Copy every line of the data in which the word "frac" occurs.

** BEGIN Given entries **

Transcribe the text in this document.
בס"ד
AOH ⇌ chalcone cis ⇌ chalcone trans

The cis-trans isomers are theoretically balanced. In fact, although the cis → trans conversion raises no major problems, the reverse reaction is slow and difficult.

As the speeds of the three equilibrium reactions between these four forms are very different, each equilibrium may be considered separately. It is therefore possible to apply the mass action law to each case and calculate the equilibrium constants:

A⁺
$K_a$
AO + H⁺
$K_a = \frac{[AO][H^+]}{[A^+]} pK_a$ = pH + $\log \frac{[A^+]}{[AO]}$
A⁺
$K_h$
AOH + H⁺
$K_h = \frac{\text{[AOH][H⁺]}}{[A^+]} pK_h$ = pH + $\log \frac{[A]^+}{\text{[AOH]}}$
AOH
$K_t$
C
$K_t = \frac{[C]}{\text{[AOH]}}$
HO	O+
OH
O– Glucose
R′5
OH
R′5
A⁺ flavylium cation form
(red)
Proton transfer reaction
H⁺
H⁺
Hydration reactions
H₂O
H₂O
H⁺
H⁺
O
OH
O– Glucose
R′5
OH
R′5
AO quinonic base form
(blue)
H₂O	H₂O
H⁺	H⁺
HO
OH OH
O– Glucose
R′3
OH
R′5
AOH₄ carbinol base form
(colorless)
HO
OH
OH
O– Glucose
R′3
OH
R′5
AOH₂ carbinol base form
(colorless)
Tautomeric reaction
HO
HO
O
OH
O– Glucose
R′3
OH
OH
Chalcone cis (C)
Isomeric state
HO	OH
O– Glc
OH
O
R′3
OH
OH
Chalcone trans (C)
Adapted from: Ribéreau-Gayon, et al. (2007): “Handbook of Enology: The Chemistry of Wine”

** END Given entries **

▸ Correct answer:
$K_a = \frac{[AO][H^+]}{[A^+]} pK_a$ = pH + $\log \frac{[A^+]}{[AO]}$
$K_h = \frac{\text{[AOH][H⁺]}}{[A^+]} pK_h$ = pH + $\log \frac{[A]^+}{\text{[AOH]}}$
$K_t = \frac{[C]}{\text{[AOH]}}$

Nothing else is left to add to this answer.